*Task to carry out*.
Would you quote every entry exactly, dropping only the pictures?

-- START OF Material for this task --

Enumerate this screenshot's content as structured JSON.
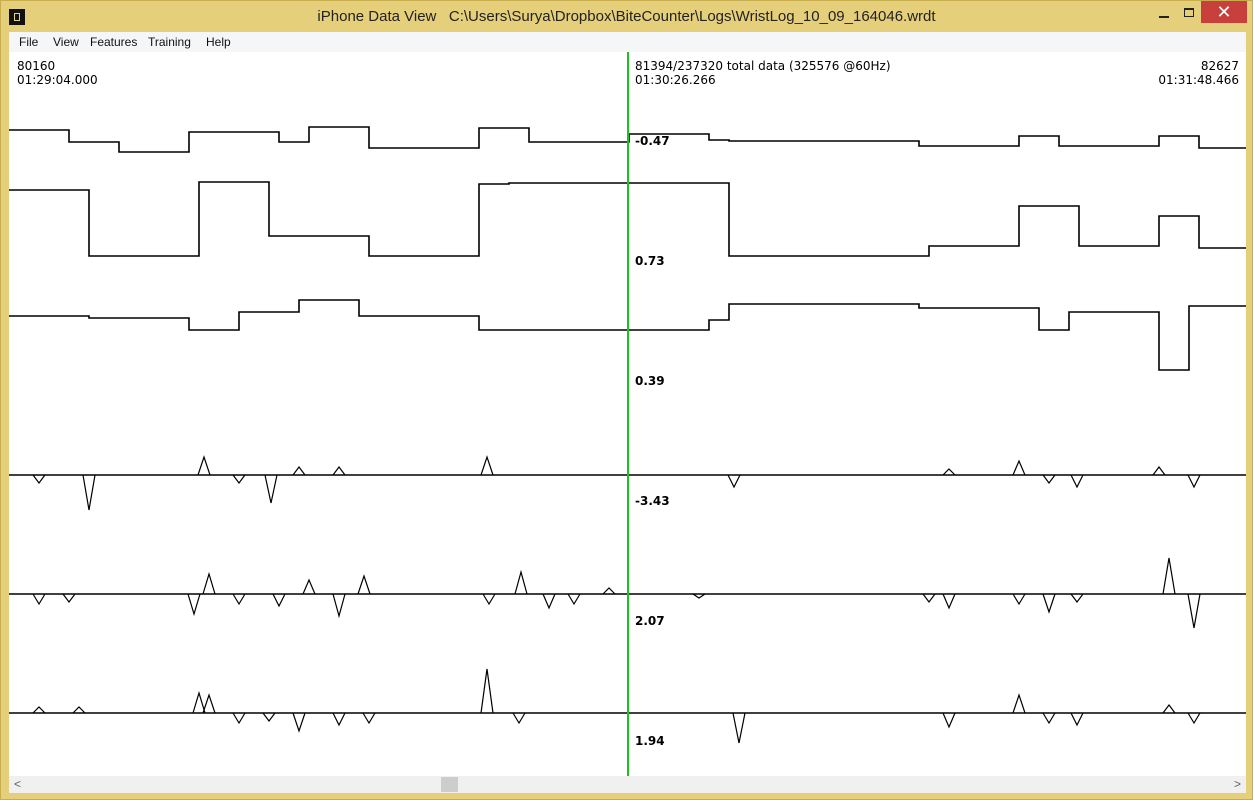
{
  "window": {
    "title": "iPhone Data View   C:\\Users\\Surya\\Dropbox\\BiteCounter\\Logs\\WristLog_10_09_164046.wrdt",
    "controls": {
      "minimize": "—",
      "maximize": "☐",
      "close": "✕"
    }
  },
  "menu": [
    "File",
    "View",
    "Features",
    "Training",
    "Help"
  ],
  "header": {
    "left_index": "80160",
    "left_time": "01:29:04.000",
    "center_info": "81394/237320 total data (325576 @60Hz)",
    "center_time": "01:30:26.266",
    "right_index": "82627",
    "right_time": "01:31:48.466"
  },
  "channels": [
    "-0.47",
    "0.73",
    "0.39",
    "-3.43",
    "2.07",
    "1.94"
  ],
  "scrollbar": {
    "left_arrow": "<",
    "right_arrow": ">",
    "position": 0.35
  },
  "colors": {
    "cursor": "#21c021",
    "trace": "#000000",
    "window_frame": "#e6cf7a",
    "close_button": "#c7403c"
  }
}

-- END OF Material for this task --

*The response*.
Enumerate this screenshot's content as structured JSON.
{
  "window": {
    "title": "iPhone Data View   C:\\Users\\Surya\\Dropbox\\BiteCounter\\Logs\\WristLog_10_09_164046.wrdt",
    "controls": {
      "minimize": "—",
      "maximize": "☐",
      "close": "✕"
    }
  },
  "menu": [
    "File",
    "View",
    "Features",
    "Training",
    "Help"
  ],
  "header": {
    "left_index": "80160",
    "left_time": "01:29:04.000",
    "center_info": "81394/237320 total data (325576 @60Hz)",
    "center_time": "01:30:26.266",
    "right_index": "82627",
    "right_time": "01:31:48.466"
  },
  "channels": [
    "-0.47",
    "0.73",
    "0.39",
    "-3.43",
    "2.07",
    "1.94"
  ],
  "scrollbar": {
    "left_arrow": "<",
    "right_arrow": ">",
    "position": 0.35
  },
  "colors": {
    "cursor": "#21c021",
    "trace": "#000000",
    "window_frame": "#e6cf7a",
    "close_button": "#c7403c"
  }
}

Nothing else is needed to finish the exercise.